## start

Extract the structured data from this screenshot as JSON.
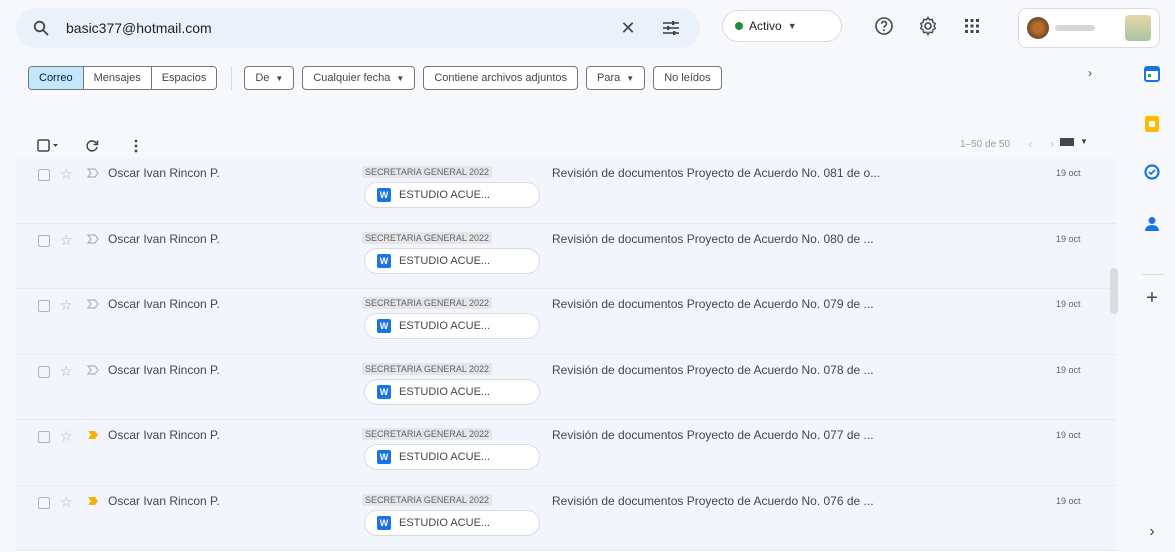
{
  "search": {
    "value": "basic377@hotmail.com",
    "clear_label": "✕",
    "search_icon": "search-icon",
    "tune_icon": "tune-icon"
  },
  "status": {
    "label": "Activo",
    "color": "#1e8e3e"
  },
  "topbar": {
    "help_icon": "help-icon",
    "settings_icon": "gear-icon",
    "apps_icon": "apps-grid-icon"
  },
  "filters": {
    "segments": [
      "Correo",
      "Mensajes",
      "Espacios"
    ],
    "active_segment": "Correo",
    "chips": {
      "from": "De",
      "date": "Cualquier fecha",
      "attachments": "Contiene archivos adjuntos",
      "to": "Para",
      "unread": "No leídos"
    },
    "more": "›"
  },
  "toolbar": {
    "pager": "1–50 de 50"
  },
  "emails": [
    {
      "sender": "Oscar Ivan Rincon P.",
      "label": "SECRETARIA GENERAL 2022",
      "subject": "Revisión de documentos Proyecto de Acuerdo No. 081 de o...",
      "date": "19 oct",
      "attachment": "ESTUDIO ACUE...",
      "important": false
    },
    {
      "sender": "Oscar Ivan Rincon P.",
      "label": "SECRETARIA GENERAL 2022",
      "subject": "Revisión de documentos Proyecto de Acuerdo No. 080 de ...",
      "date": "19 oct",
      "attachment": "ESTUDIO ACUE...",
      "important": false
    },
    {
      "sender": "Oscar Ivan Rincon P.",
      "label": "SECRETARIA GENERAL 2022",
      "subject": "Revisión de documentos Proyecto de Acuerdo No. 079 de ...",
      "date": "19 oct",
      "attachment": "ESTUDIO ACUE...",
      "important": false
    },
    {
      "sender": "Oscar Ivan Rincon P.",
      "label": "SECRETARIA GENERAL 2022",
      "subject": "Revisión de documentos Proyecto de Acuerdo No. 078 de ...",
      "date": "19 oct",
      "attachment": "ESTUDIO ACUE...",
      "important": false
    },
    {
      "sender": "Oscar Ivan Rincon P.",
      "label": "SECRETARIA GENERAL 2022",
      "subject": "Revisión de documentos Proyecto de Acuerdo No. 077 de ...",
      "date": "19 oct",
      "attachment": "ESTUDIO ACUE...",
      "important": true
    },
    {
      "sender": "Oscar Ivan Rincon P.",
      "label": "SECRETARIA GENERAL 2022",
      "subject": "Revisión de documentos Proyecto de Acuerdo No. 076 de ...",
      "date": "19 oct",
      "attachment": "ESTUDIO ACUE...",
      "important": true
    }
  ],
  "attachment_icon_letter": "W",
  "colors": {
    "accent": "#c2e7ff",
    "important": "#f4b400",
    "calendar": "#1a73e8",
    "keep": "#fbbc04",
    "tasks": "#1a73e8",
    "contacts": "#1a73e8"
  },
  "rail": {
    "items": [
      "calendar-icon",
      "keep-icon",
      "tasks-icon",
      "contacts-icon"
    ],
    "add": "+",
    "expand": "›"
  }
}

## end
## start

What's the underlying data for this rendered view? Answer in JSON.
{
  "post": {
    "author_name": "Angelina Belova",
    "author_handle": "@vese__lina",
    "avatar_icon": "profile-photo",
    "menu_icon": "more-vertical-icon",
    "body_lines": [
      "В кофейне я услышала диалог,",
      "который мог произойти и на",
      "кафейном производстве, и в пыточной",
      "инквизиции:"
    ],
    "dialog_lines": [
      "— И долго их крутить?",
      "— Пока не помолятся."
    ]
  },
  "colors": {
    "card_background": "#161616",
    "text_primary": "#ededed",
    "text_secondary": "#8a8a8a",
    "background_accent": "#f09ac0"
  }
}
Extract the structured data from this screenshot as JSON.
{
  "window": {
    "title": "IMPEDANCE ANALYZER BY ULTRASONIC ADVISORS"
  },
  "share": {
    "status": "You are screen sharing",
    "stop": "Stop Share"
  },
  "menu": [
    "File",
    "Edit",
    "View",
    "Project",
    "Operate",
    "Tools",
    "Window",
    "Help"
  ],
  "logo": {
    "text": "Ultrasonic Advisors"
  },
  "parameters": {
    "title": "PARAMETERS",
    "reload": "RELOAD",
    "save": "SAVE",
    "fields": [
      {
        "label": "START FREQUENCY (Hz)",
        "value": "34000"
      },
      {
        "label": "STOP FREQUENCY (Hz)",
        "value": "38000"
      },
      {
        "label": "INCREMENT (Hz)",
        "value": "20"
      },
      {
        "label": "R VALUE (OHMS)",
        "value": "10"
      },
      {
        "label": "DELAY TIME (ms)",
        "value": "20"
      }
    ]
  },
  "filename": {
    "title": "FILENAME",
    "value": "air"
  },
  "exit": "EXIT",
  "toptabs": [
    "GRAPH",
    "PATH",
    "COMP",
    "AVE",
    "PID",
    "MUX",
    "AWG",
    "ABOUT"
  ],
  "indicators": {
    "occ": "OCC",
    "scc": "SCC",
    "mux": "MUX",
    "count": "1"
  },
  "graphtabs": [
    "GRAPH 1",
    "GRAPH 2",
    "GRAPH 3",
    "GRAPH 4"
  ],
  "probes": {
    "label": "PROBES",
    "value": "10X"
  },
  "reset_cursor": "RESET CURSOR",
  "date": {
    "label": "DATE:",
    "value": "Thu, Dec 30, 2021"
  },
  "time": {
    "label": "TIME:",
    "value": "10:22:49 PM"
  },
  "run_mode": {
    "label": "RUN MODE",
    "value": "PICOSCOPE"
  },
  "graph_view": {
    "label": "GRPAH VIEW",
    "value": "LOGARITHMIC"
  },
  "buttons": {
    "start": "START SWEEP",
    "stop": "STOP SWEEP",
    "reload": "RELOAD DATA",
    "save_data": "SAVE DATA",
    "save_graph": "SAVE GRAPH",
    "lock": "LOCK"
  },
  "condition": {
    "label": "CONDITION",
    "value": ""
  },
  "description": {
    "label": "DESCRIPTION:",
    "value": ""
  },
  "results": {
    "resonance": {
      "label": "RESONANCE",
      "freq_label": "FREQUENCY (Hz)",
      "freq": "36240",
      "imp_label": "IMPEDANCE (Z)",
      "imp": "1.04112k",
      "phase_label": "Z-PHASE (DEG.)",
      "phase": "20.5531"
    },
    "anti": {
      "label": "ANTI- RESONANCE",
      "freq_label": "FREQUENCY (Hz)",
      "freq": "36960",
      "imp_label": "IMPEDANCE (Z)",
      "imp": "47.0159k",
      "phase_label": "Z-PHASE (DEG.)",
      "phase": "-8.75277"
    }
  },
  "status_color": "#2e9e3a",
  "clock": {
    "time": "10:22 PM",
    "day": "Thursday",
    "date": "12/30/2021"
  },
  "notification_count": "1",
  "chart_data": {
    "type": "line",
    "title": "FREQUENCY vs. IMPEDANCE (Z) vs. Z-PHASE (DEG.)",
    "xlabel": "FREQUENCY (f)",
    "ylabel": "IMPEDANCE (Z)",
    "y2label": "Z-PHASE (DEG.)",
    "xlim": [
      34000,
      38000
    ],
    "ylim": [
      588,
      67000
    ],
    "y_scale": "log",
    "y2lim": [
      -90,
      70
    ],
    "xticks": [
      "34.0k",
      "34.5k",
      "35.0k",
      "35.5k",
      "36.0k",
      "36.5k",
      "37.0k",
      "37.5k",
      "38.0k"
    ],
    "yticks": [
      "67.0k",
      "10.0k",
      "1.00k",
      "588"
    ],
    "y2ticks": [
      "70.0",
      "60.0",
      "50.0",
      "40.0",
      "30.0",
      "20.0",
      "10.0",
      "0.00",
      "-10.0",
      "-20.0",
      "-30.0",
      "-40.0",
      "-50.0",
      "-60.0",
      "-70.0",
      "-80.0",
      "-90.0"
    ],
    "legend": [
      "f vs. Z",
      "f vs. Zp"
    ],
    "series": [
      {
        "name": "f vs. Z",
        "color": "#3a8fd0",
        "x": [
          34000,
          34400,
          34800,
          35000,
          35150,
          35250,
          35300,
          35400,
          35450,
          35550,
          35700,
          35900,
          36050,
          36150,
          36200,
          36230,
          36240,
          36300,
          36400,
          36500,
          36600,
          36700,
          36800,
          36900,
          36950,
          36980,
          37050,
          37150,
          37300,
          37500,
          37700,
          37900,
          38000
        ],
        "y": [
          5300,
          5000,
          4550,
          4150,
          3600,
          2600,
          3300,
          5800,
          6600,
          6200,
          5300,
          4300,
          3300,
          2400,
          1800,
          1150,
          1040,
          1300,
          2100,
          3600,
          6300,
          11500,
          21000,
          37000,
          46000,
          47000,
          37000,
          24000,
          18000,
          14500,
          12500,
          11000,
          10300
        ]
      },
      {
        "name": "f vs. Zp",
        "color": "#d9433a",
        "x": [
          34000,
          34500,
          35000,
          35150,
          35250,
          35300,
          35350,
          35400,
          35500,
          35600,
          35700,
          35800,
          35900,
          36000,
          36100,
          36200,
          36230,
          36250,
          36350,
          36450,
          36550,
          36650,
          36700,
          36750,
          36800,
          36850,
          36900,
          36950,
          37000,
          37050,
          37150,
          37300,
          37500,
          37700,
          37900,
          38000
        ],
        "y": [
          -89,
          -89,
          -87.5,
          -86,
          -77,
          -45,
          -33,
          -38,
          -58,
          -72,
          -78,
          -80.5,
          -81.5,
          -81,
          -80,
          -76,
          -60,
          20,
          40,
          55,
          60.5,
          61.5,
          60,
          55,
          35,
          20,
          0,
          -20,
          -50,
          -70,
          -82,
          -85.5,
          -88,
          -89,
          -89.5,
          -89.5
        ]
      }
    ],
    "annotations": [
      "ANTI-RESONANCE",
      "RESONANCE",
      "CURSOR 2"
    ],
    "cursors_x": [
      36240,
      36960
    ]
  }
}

## end
## start

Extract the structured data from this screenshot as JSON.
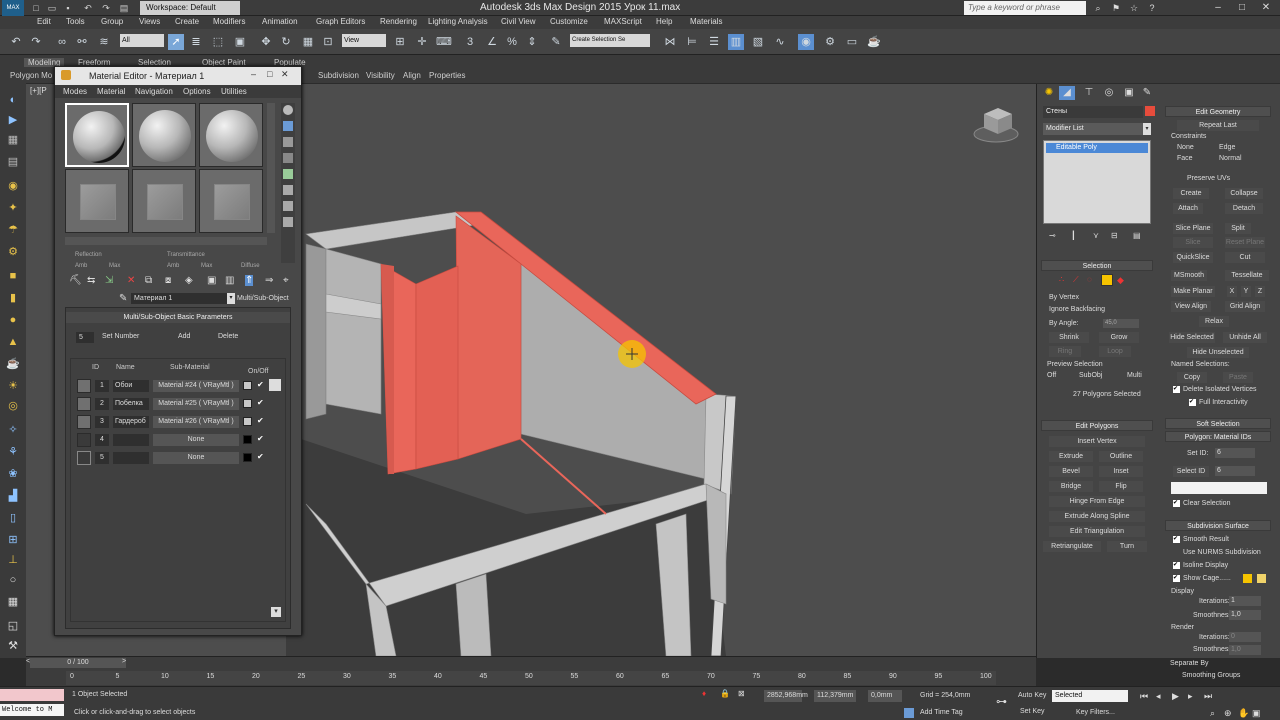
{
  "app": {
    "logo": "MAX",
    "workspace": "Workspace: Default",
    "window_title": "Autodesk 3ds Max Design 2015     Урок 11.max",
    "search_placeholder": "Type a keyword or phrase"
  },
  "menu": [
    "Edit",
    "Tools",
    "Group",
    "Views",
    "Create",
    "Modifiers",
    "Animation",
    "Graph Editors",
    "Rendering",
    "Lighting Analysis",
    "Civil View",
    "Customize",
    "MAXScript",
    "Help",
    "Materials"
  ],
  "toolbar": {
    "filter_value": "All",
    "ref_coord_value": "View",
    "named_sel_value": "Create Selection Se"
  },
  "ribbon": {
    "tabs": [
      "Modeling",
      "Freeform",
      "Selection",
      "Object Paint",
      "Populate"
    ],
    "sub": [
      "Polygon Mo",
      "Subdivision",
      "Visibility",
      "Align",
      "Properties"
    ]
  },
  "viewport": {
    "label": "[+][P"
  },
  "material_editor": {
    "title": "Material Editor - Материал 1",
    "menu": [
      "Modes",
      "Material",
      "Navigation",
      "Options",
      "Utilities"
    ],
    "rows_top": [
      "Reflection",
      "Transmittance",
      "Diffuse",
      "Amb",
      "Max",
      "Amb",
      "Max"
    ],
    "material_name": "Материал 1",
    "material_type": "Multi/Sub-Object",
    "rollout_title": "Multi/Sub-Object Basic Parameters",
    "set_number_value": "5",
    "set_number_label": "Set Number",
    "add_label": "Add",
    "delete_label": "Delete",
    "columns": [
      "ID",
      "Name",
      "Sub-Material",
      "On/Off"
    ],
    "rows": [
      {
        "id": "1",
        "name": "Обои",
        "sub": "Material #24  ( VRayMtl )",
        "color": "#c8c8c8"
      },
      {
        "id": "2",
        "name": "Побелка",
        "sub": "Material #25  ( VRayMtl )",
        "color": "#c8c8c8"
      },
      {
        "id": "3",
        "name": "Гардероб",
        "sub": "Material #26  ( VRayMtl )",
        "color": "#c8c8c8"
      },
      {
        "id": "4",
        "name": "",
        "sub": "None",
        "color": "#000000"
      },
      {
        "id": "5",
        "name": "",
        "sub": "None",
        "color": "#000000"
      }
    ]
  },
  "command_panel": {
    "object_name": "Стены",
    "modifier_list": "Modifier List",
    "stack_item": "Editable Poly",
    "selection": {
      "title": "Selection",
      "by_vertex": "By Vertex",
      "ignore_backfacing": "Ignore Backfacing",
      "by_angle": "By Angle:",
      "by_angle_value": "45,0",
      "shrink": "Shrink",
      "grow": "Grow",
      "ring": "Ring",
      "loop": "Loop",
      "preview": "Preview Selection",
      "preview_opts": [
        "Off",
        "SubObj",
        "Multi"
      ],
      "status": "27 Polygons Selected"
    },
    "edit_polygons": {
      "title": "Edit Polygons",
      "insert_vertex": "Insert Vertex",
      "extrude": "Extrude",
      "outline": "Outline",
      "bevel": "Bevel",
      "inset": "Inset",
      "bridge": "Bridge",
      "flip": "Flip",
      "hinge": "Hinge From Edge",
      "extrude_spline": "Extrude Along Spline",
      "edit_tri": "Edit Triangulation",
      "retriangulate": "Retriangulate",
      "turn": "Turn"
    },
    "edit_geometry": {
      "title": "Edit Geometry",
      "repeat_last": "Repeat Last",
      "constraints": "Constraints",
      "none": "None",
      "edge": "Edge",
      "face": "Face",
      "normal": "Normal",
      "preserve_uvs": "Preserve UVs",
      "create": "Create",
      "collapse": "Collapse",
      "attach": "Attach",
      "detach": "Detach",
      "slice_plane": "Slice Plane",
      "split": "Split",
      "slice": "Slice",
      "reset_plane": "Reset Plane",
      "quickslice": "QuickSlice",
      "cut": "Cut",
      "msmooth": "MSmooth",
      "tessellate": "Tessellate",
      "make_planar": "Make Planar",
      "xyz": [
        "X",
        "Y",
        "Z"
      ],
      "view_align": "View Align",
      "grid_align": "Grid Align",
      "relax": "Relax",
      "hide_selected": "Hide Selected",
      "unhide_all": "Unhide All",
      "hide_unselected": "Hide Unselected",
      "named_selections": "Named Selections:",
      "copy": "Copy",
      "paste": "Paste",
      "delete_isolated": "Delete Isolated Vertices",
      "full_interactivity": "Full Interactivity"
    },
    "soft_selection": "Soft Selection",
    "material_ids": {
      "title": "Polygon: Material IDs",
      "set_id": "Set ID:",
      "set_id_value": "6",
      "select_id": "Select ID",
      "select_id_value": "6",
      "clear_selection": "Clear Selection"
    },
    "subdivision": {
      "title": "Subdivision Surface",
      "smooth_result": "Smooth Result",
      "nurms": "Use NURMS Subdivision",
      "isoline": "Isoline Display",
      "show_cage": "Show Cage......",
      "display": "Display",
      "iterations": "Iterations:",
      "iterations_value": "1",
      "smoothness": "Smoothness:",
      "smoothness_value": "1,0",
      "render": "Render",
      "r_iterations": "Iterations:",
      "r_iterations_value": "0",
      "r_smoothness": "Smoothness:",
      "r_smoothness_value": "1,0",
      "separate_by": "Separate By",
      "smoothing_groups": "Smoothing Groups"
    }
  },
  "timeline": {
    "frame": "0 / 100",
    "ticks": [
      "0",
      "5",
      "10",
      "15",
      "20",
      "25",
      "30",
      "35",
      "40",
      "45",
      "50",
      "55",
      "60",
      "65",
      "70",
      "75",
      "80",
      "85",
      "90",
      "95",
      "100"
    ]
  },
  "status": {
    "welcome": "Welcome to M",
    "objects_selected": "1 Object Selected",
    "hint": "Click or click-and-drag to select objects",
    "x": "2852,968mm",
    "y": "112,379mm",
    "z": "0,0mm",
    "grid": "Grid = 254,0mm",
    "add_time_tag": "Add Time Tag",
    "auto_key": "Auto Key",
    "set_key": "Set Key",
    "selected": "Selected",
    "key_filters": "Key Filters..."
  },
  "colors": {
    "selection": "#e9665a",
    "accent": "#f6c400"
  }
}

## end

Task to carry out: Reply with nothing except the number of lines in the listing above that include the string "SAVE".

The output: 3